Begin Material

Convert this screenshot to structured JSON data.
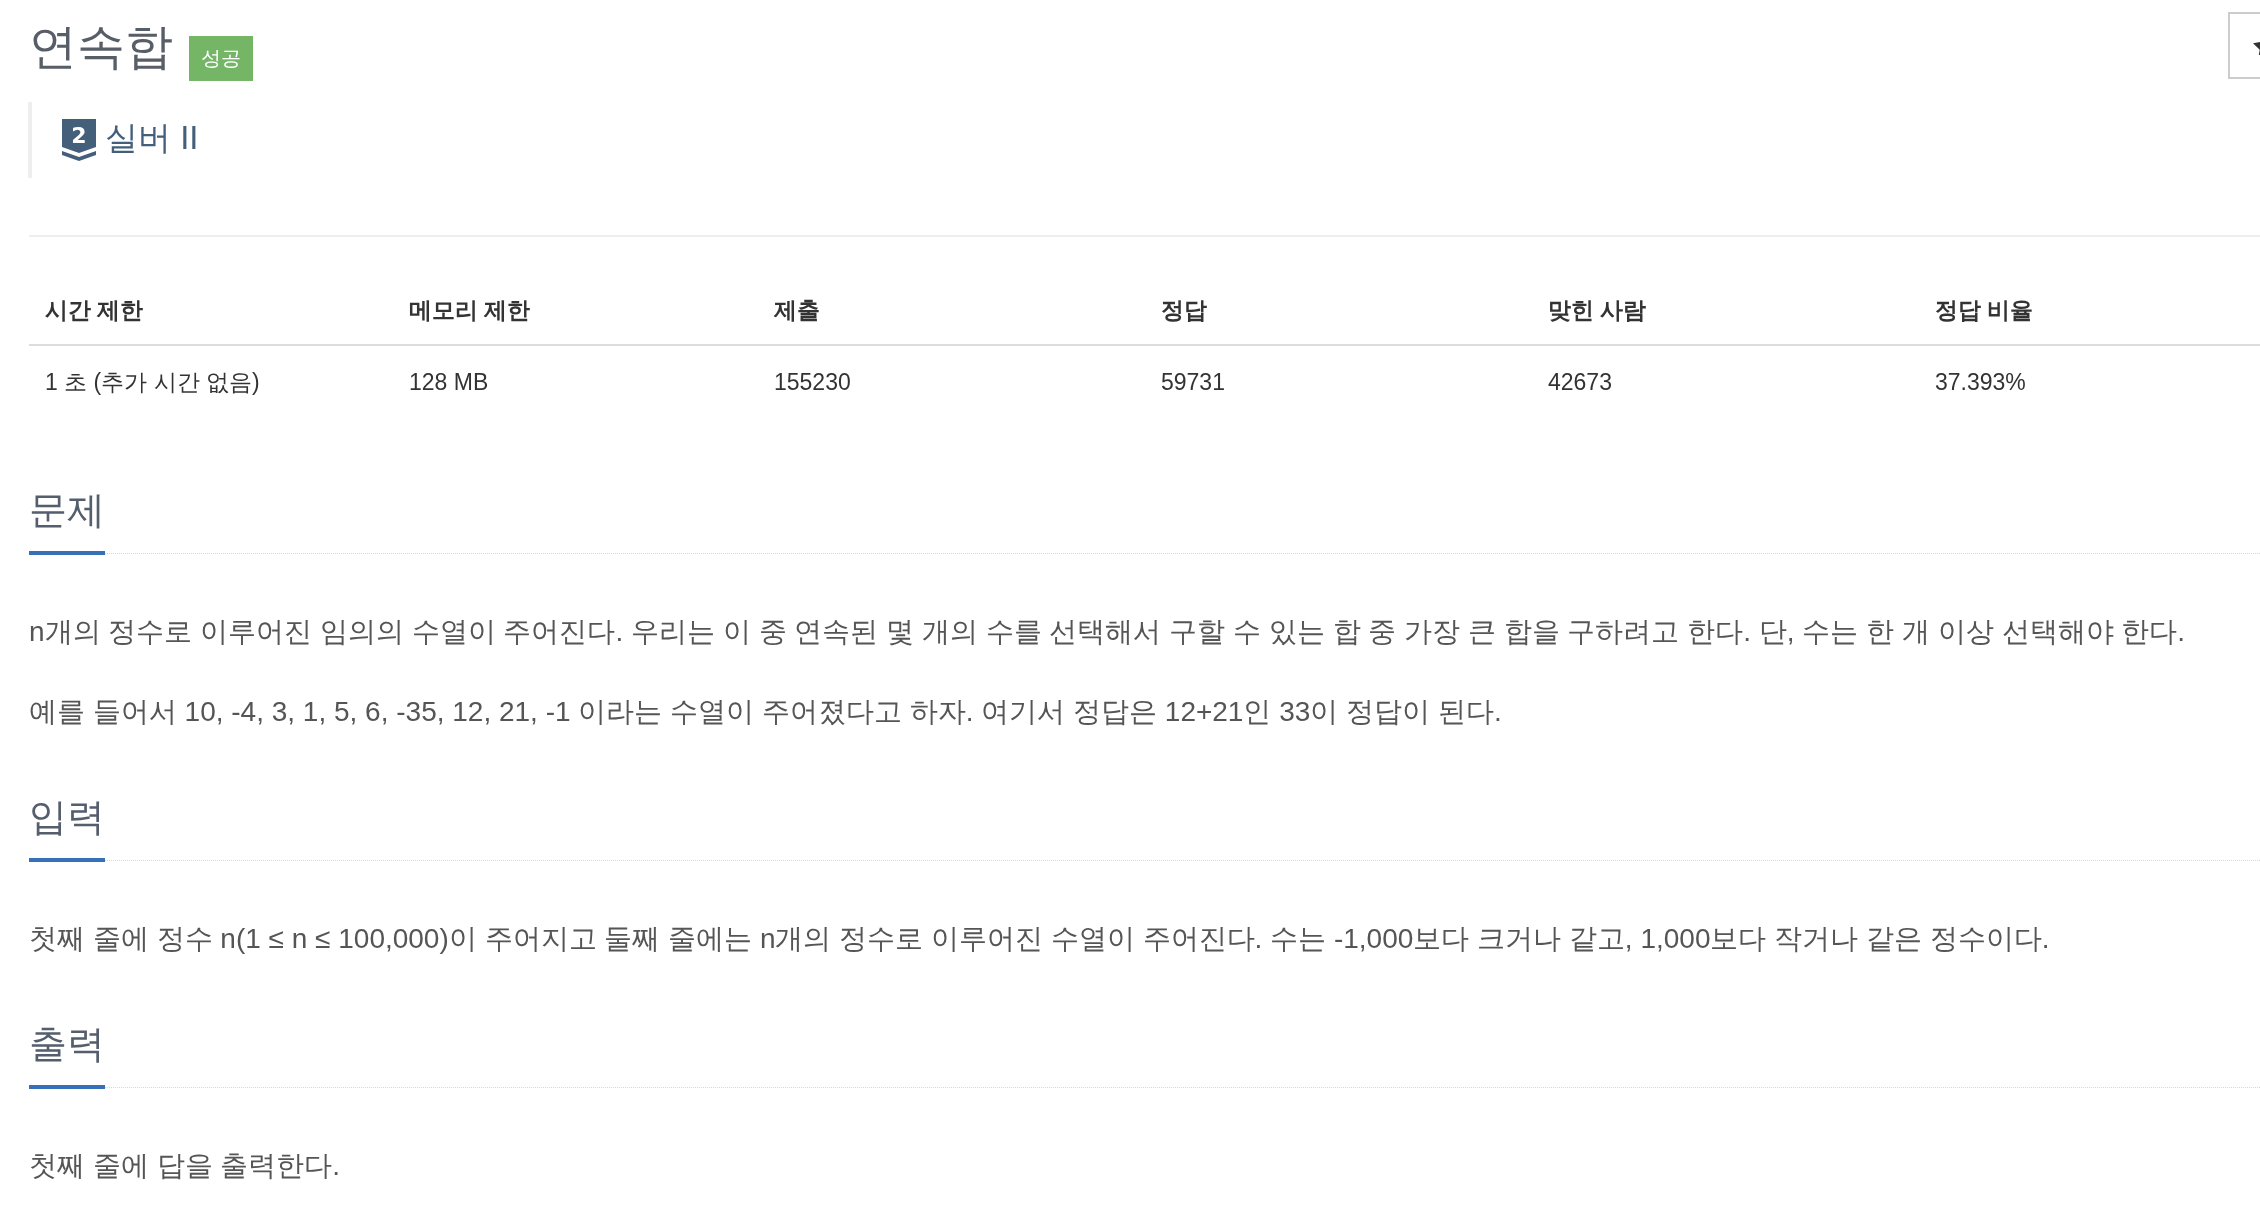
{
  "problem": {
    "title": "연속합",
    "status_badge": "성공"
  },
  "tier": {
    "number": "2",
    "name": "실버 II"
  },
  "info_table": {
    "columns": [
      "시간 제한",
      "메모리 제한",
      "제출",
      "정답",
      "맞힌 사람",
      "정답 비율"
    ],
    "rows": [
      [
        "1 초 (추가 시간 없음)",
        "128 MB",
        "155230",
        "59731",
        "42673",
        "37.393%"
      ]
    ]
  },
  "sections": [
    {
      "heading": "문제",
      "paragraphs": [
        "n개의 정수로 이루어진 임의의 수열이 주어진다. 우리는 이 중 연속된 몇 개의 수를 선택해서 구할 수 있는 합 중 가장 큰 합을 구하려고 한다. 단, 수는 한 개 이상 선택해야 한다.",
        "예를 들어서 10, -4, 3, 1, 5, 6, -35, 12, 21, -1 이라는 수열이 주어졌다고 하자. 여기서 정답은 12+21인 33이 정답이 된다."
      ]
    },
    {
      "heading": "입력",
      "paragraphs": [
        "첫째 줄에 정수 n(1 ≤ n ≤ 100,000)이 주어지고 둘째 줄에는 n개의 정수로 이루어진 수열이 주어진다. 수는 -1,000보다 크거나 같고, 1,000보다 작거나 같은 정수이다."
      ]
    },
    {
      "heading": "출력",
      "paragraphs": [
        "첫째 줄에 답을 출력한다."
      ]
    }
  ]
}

End Material

Write out all the entries exactly, except for the pictures.

Convert this screenshot to structured JSON data.
{
  "problem": {
    "title": "연속합",
    "status_badge": "성공"
  },
  "tier": {
    "number": "2",
    "name": "실버 II"
  },
  "info_table": {
    "columns": [
      "시간 제한",
      "메모리 제한",
      "제출",
      "정답",
      "맞힌 사람",
      "정답 비율"
    ],
    "rows": [
      [
        "1 초 (추가 시간 없음)",
        "128 MB",
        "155230",
        "59731",
        "42673",
        "37.393%"
      ]
    ]
  },
  "sections": [
    {
      "heading": "문제",
      "paragraphs": [
        "n개의 정수로 이루어진 임의의 수열이 주어진다. 우리는 이 중 연속된 몇 개의 수를 선택해서 구할 수 있는 합 중 가장 큰 합을 구하려고 한다. 단, 수는 한 개 이상 선택해야 한다.",
        "예를 들어서 10, -4, 3, 1, 5, 6, -35, 12, 21, -1 이라는 수열이 주어졌다고 하자. 여기서 정답은 12+21인 33이 정답이 된다."
      ]
    },
    {
      "heading": "입력",
      "paragraphs": [
        "첫째 줄에 정수 n(1 ≤ n ≤ 100,000)이 주어지고 둘째 줄에는 n개의 정수로 이루어진 수열이 주어진다. 수는 -1,000보다 크거나 같고, 1,000보다 작거나 같은 정수이다."
      ]
    },
    {
      "heading": "출력",
      "paragraphs": [
        "첫째 줄에 답을 출력한다."
      ]
    }
  ]
}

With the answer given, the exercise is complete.